-- start of Text --
The defiled generation: A lesson from Ezra

The book of Ezra chapter 2 verses 61- 63- a most pathetic story. An account of people who came back home from captivity, with everyone listed and numbered until it gets to the turn of the sons Habaiah, Koz, and Barzillai. Suddenly there’s a pause. I can imagine the official who was checking through the scrolls, asking them over and over to repeat their names. In my society of today, they would ask them to spell their names while those on the queue would be pushing and jostling impatiently. The men would be asked if they’d forgotten their own names; someone would very likely shout that they should move out of the way for others. Alas! It was a fruitless search. Their names were not in the listing; they had not been registered by genealogy like the rest and so there was no record of their membership of the priesthood. They could not access that which rightfully belonged to them. Why? because they had “sold” their birthright- well in a sense. They had intermarried with foreign women and taken their mothers’ names. They had despised their lineage, probably at a time when it seemed like the name was of no use to them. At a time when it was more profitable to be identified with the foreigners than with their own people. They didn’t reckon that their own name would one one day amount to anything worth having and so they sacrificed the long term for the immediate. They gave up eternity for convenience.
-- end of Text --
To do:
Summarize the piece on Ezra in two sentences. None of the lines after this are needed.
-- start of Provided material --
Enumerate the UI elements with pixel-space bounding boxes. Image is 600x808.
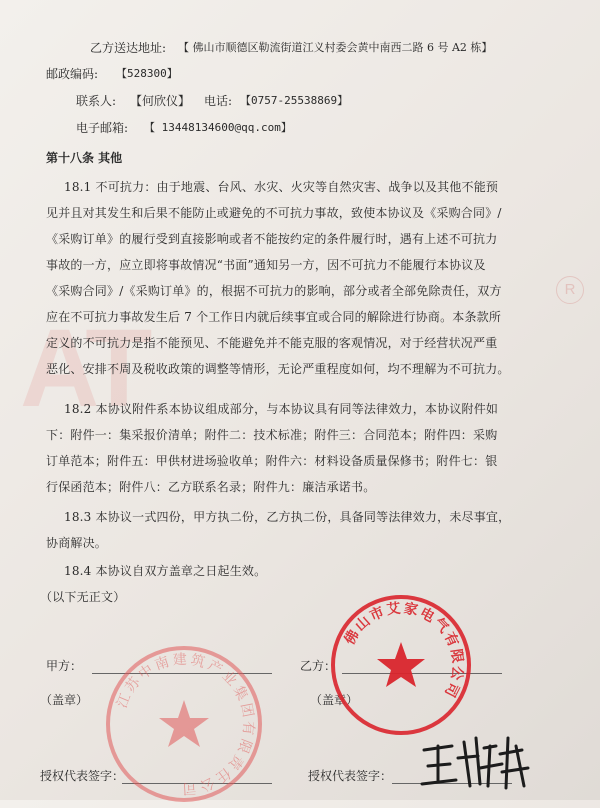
-- end of Provided material --
Output for this task:
In Ezra 2:61-63, the sons Habaiah, Koz, and Barzillai came back from captivity but could not find their names in the genealogical listing, so they had no record of membership in the priesthood and could not access what rightfully belonged to them. They had intermarried with foreign women and taken their mothers' names, despising their lineage when being identified with foreigners seemed more profitable, and so gave up the long term for the immediate.